Extract all lines that hold "Controller" from the records below.

- [RECORDS PROVIDED]:
'''
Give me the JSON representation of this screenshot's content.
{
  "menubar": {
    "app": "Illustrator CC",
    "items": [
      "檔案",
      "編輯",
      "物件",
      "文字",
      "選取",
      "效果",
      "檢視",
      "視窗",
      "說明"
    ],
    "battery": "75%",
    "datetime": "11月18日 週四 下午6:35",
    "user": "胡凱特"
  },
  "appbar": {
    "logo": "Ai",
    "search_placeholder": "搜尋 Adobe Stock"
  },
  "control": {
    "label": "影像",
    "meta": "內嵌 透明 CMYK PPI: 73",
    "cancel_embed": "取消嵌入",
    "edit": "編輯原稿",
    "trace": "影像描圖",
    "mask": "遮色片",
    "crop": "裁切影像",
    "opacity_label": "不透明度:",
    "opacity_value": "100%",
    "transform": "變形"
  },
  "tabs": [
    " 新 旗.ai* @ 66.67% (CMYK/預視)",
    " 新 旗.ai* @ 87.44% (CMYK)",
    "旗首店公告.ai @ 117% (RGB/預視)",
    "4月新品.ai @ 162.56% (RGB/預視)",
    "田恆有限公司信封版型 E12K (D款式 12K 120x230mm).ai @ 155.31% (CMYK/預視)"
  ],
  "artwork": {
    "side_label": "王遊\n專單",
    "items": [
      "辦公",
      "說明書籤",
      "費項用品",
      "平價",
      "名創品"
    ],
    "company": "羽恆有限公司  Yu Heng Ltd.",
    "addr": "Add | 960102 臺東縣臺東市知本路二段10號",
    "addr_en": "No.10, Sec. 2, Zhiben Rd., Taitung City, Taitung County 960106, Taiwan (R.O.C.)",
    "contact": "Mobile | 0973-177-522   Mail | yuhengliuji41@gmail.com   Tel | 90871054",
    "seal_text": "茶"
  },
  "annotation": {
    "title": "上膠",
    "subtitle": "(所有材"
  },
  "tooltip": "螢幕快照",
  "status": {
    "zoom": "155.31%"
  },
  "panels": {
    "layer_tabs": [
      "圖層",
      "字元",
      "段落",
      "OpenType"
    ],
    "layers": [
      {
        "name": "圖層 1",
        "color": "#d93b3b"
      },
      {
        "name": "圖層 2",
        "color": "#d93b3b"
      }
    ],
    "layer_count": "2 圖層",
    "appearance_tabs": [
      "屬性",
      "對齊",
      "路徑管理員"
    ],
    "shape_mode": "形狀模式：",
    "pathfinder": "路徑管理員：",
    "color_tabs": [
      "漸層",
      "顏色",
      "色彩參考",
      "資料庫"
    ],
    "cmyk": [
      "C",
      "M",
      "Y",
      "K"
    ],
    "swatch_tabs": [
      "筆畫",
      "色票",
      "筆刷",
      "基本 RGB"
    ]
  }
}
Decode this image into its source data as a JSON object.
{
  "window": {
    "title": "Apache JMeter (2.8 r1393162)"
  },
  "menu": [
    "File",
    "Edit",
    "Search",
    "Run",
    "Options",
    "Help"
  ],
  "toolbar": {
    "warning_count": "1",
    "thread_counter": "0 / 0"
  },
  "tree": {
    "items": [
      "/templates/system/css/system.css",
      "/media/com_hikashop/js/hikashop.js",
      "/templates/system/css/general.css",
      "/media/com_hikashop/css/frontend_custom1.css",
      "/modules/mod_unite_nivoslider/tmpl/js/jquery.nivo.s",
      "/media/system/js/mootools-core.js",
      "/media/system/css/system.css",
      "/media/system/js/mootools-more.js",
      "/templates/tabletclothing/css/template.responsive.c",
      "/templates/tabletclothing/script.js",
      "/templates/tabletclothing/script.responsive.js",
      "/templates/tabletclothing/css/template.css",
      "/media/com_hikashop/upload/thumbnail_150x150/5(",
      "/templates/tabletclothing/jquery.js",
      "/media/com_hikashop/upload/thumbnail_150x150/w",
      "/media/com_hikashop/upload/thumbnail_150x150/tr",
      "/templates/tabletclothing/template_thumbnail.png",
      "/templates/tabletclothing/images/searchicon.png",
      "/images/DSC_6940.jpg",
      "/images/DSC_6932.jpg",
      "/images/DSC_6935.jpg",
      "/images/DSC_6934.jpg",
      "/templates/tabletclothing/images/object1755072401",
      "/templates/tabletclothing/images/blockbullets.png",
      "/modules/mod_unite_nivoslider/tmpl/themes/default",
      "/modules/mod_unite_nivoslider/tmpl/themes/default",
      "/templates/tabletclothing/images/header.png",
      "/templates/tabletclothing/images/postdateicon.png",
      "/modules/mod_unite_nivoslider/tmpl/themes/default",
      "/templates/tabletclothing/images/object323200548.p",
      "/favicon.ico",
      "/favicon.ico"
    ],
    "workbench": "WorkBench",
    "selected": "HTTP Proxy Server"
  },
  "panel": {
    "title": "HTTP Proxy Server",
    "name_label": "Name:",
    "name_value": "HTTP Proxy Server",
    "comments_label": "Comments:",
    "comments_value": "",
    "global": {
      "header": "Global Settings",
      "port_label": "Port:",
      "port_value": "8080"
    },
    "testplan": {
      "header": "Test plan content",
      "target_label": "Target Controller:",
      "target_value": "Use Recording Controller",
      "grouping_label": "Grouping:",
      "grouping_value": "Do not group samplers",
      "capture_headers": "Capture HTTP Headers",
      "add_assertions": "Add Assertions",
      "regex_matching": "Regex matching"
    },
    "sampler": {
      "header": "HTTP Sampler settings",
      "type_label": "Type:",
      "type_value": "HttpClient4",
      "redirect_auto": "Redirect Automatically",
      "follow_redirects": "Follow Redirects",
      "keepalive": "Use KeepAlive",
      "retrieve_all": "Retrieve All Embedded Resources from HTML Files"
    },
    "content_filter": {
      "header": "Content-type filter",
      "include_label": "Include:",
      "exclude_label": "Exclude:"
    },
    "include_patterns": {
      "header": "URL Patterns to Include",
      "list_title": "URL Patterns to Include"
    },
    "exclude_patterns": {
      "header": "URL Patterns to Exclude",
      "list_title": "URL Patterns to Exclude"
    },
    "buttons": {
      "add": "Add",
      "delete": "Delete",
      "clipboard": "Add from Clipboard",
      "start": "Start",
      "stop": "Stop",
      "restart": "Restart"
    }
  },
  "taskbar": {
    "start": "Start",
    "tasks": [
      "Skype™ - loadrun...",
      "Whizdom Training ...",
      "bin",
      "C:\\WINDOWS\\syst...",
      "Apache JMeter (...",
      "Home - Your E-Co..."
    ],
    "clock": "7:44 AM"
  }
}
'''
- [IN RESPONSE]:
      "target_label": "Target Controller:",
      "target_value": "Use Recording Controller",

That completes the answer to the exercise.